### Dataset rows
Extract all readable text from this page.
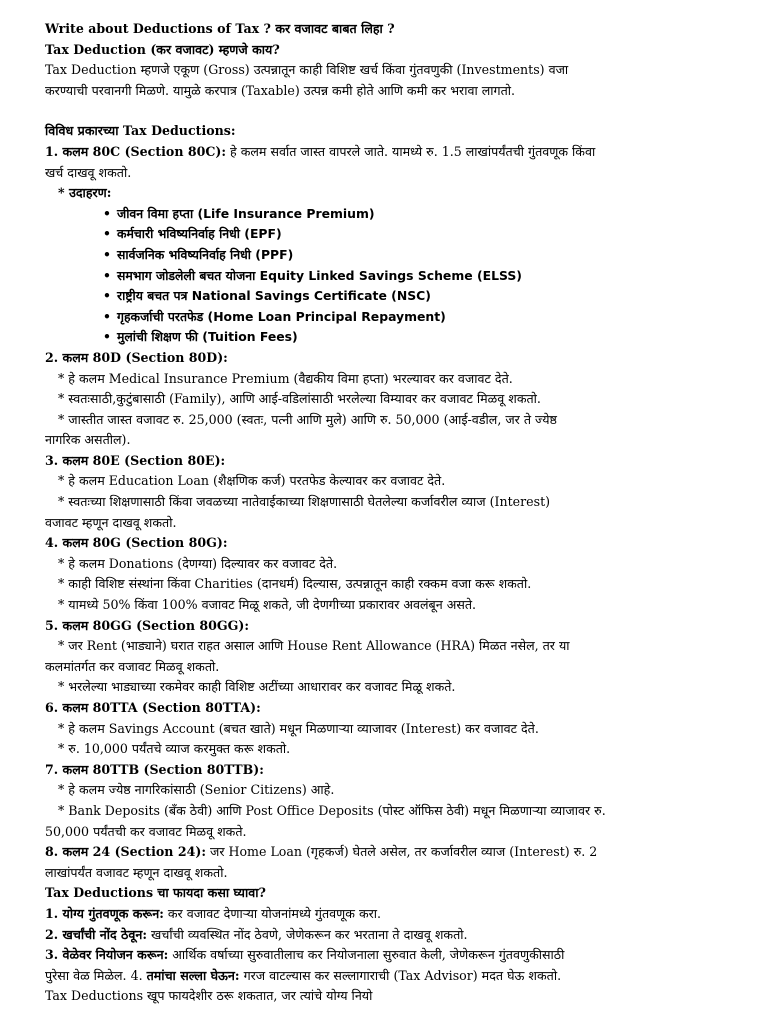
Write about Deductions of Tax ? कर वजावट बाबत लिहा ?

Tax Deduction (कर वजावट) म्हणजे काय?

Tax Deduction म्हणजे एकूण (Gross) उत्पन्नातून काही विशिष्ट खर्च किंवा गुंतवणुकी (Investments) वजा

करण्याची परवानगी मिळणे. यामुळे करपात्र (Taxable) उत्पन्न कमी होते आणि कमी कर भरावा लागतो.

विविध प्रकारच्या Tax Deductions:

1. कलम 80C (Section 80C): हे कलम सर्वात जास्त वापरले जाते. यामध्ये रु. 1.5 लाखांपर्यंतची गुंतवणूक किंवा

खर्च दाखवू शकतो.

* उदाहरण:

• जीवन विमा हप्ता (Life Insurance Premium)

• कर्मचारी भविष्यनिर्वाह निधी (EPF)

• सार्वजनिक भविष्यनिर्वाह निधी (PPF)

• समभाग जोडलेली बचत योजना Equity Linked Savings Scheme (ELSS)

• राष्ट्रीय बचत पत्र National Savings Certificate (NSC)

• गृहकर्जाची परतफेड (Home Loan Principal Repayment)

• मुलांची शिक्षण फी (Tuition Fees)

2. कलम 80D (Section 80D):

* हे कलम Medical Insurance Premium (वैद्यकीय विमा हप्ता) भरल्यावर कर वजावट देते.

* स्वतःसाठी,कुटुंबासाठी (Family), आणि आई-वडिलांसाठी भरलेल्या विम्यावर कर वजावट मिळवू शकतो.

* जास्तीत जास्त वजावट रु. 25,000 (स्वतः, पत्नी आणि मुले) आणि रु. 50,000 (आई-वडील, जर ते ज्येष्ठ

नागरिक असतील).

3. कलम 80E (Section 80E):

* हे कलम Education Loan (शैक्षणिक कर्ज) परतफेड केल्यावर कर वजावट देते.

* स्वतःच्या शिक्षणासाठी किंवा जवळच्या नातेवाईकाच्या शिक्षणासाठी घेतलेल्या कर्जावरील व्याज (Interest)

वजावट म्हणून दाखवू शकतो.

4. कलम 80G (Section 80G):

* हे कलम Donations (देणग्या) दिल्यावर कर वजावट देते.

* काही विशिष्ट संस्थांना किंवा Charities (दानधर्म) दिल्यास, उत्पन्नातून काही रक्कम वजा करू शकतो.

* यामध्ये 50% किंवा 100% वजावट मिळू शकते, जी देणगीच्या प्रकारावर अवलंबून असते.

5. कलम 80GG (Section 80GG):

* जर Rent (भाड्याने) घरात राहत असाल आणि House Rent Allowance (HRA) मिळत नसेल, तर या

कलमांतर्गत कर वजावट मिळवू शकतो.

* भरलेल्या भाड्याच्या रकमेवर काही विशिष्ट अटींच्या आधारावर कर वजावट मिळू शकते.

6. कलम 80TTA (Section 80TTA):

* हे कलम Savings Account (बचत खाते) मधून मिळणाऱ्या व्याजावर (Interest) कर वजावट देते.

* रु. 10,000 पर्यंतचे व्याज करमुक्त करू शकतो.

7. कलम 80TTB (Section 80TTB):

* हे कलम ज्येष्ठ नागरिकांसाठी (Senior Citizens) आहे.

* Bank Deposits (बँक ठेवी) आणि Post Office Deposits (पोस्ट ऑफिस ठेवी) मधून मिळणाऱ्या व्याजावर रु.

50,000 पर्यंतची कर वजावट मिळवू शकते.

8. कलम 24 (Section 24): जर Home Loan (गृहकर्ज) घेतले असेल, तर कर्जावरील व्याज (Interest) रु. 2

लाखांपर्यंत वजावट म्हणून दाखवू शकतो.

Tax Deductions चा फायदा कसा घ्यावा?

1. योग्य गुंतवणूक करून: कर वजावट देणाऱ्या योजनांमध्ये गुंतवणूक करा.

2. खर्चांची नोंद ठेवून: खर्चांची व्यवस्थित नोंद ठेवणे, जेणेकरून कर भरताना ते दाखवू शकतो.

3. वेळेवर नियोजन करून: आर्थिक वर्षाच्या सुरुवातीलाच कर नियोजनाला सुरुवात केली, जेणेकरून गुंतवणुकीसाठी

पुरेसा वेळ मिळेल. 4. तमांचा सल्ला घेऊन: गरज वाटल्यास कर सल्लागाराची (Tax Advisor) मदत घेऊ शकतो.

Tax Deductions खूप फायदेशीर ठरू शकतात, जर त्यांचे योग्य नियो
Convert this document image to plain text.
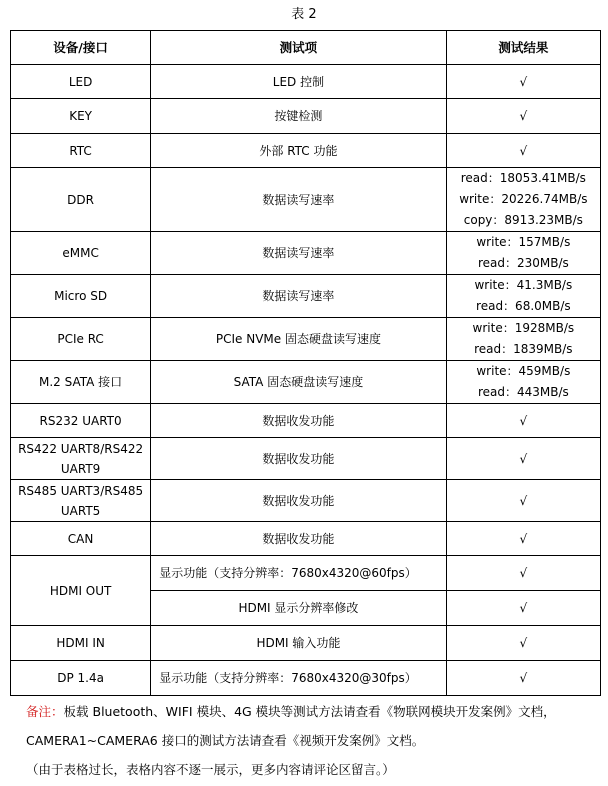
表 2
设备/接口	测试项	测试结果
LED	LED 控制	√

KEY	按键检测	√

RTC	外部 RTC 功能	√

DDR	数据读写速率	read：18053.41MB/s
write：20226.74MB/s
copy：8913.23MB/s

eMMC	数据读写速率	write：157MB/s
read：230MB/s

Micro SD	数据读写速率	write：41.3MB/s
read：68.0MB/s

PCIe RC	PCIe NVMe 固态硬盘读写速度	write：1928MB/s
read：1839MB/s

M.2 SATA 接口	SATA 固态硬盘读写速度	write：459MB/s
read：443MB/s

RS232 UART0	数据收发功能	√

RS422 UART8/RS422 UART9	数据收发功能	√

RS485 UART3/RS485 UART5	数据收发功能	√

CAN	数据收发功能	√

HDMI OUT	显示功能（支持分辨率：7680x4320@60fps）	√
	HDMI 显示分辨率修改	√
HDMI IN	HDMI 输入功能	√
DP 1.4a	显示功能（支持分辨率：7680x4320@30fps）	√

备注：板载 Bluetooth、WIFI 模块、4G 模块等测试方法请查看《物联网模块开发案例》文档，

CAMERA1~CAMERA6 接口的测试方法请查看《视频开发案例》文档。

（由于表格过长，表格内容不逐一展示，更多内容请评论区留言。）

### Given task
The records above are to be restated exactly, without their pictures.

### Reply
Extract all readable text from this page.
Write about Deductions of Tax ? कर वजावट बाबत लिहा ?

Tax Deduction (कर वजावट) म्हणजे काय?

Tax Deduction म्हणजे एकूण (Gross) उत्पन्नातून काही विशिष्ट खर्च किंवा गुंतवणुकी (Investments) वजा

करण्याची परवानगी मिळणे. यामुळे करपात्र (Taxable) उत्पन्न कमी होते आणि कमी कर भरावा लागतो.

विविध प्रकारच्या Tax Deductions:

1. कलम 80C (Section 80C): हे कलम सर्वात जास्त वापरले जाते. यामध्ये रु. 1.5 लाखांपर्यंतची गुंतवणूक किंवा

खर्च दाखवू शकतो.

* उदाहरण:

• जीवन विमा हप्ता (Life Insurance Premium)

• कर्मचारी भविष्यनिर्वाह निधी (EPF)

• सार्वजनिक भविष्यनिर्वाह निधी (PPF)

• समभाग जोडलेली बचत योजना Equity Linked Savings Scheme (ELSS)

• राष्ट्रीय बचत पत्र National Savings Certificate (NSC)

• गृहकर्जाची परतफेड (Home Loan Principal Repayment)

• मुलांची शिक्षण फी (Tuition Fees)

2. कलम 80D (Section 80D):

* हे कलम Medical Insurance Premium (वैद्यकीय विमा हप्ता) भरल्यावर कर वजावट देते.

* स्वतःसाठी,कुटुंबासाठी (Family), आणि आई-वडिलांसाठी भरलेल्या विम्यावर कर वजावट मिळवू शकतो.

* जास्तीत जास्त वजावट रु. 25,000 (स्वतः, पत्नी आणि मुले) आणि रु. 50,000 (आई-वडील, जर ते ज्येष्ठ

नागरिक असतील).

3. कलम 80E (Section 80E):

* हे कलम Education Loan (शैक्षणिक कर्ज) परतफेड केल्यावर कर वजावट देते.

* स्वतःच्या शिक्षणासाठी किंवा जवळच्या नातेवाईकाच्या शिक्षणासाठी घेतलेल्या कर्जावरील व्याज (Interest)

वजावट म्हणून दाखवू शकतो.

4. कलम 80G (Section 80G):

* हे कलम Donations (देणग्या) दिल्यावर कर वजावट देते.

* काही विशिष्ट संस्थांना किंवा Charities (दानधर्म) दिल्यास, उत्पन्नातून काही रक्कम वजा करू शकतो.

* यामध्ये 50% किंवा 100% वजावट मिळू शकते, जी देणगीच्या प्रकारावर अवलंबून असते.

5. कलम 80GG (Section 80GG):

* जर Rent (भाड्याने) घरात राहत असाल आणि House Rent Allowance (HRA) मिळत नसेल, तर या

कलमांतर्गत कर वजावट मिळवू शकतो.

* भरलेल्या भाड्याच्या रकमेवर काही विशिष्ट अटींच्या आधारावर कर वजावट मिळू शकते.

6. कलम 80TTA (Section 80TTA):

* हे कलम Savings Account (बचत खाते) मधून मिळणाऱ्या व्याजावर (Interest) कर वजावट देते.

* रु. 10,000 पर्यंतचे व्याज करमुक्त करू शकतो.

7. कलम 80TTB (Section 80TTB):

* हे कलम ज्येष्ठ नागरिकांसाठी (Senior Citizens) आहे.

* Bank Deposits (बँक ठेवी) आणि Post Office Deposits (पोस्ट ऑफिस ठेवी) मधून मिळणाऱ्या व्याजावर रु.

50,000 पर्यंतची कर वजावट मिळवू शकते.

8. कलम 24 (Section 24): जर Home Loan (गृहकर्ज) घेतले असेल, तर कर्जावरील व्याज (Interest) रु. 2

लाखांपर्यंत वजावट म्हणून दाखवू शकतो.

Tax Deductions चा फायदा कसा घ्यावा?

1. योग्य गुंतवणूक करून: कर वजावट देणाऱ्या योजनांमध्ये गुंतवणूक करा.

2. खर्चांची नोंद ठेवून: खर्चांची व्यवस्थित नोंद ठेवणे, जेणेकरून कर भरताना ते दाखवू शकतो.

3. वेळेवर नियोजन करून: आर्थिक वर्षाच्या सुरुवातीलाच कर नियोजनाला सुरुवात केली, जेणेकरून गुंतवणुकीसाठी

पुरेसा वेळ मिळेल. 4. तमांचा सल्ला घेऊन: गरज वाटल्यास कर सल्लागाराची (Tax Advisor) मदत घेऊ शकतो.

Tax Deductions खूप फायदेशीर ठरू शकतात, जर त्यांचे योग्य नियो
Convert this document image to plain text.
表 2
设备/接口	测试项	测试结果
LED	LED 控制	√

KEY	按键检测	√

RTC	外部 RTC 功能	√

DDR	数据读写速率	read：18053.41MB/s
write：20226.74MB/s
copy：8913.23MB/s

eMMC	数据读写速率	write：157MB/s
read：230MB/s

Micro SD	数据读写速率	write：41.3MB/s
read：68.0MB/s

PCIe RC	PCIe NVMe 固态硬盘读写速度	write：1928MB/s
read：1839MB/s

M.2 SATA 接口	SATA 固态硬盘读写速度	write：459MB/s
read：443MB/s

RS232 UART0	数据收发功能	√

RS422 UART8/RS422 UART9	数据收发功能	√

RS485 UART3/RS485 UART5	数据收发功能	√

CAN	数据收发功能	√

HDMI OUT	显示功能（支持分辨率：7680x4320@60fps）	√
	HDMI 显示分辨率修改	√
HDMI IN	HDMI 输入功能	√
DP 1.4a	显示功能（支持分辨率：7680x4320@30fps）	√

备注：板载 Bluetooth、WIFI 模块、4G 模块等测试方法请查看《物联网模块开发案例》文档，

CAMERA1~CAMERA6 接口的测试方法请查看《视频开发案例》文档。

（由于表格过长，表格内容不逐一展示，更多内容请评论区留言。）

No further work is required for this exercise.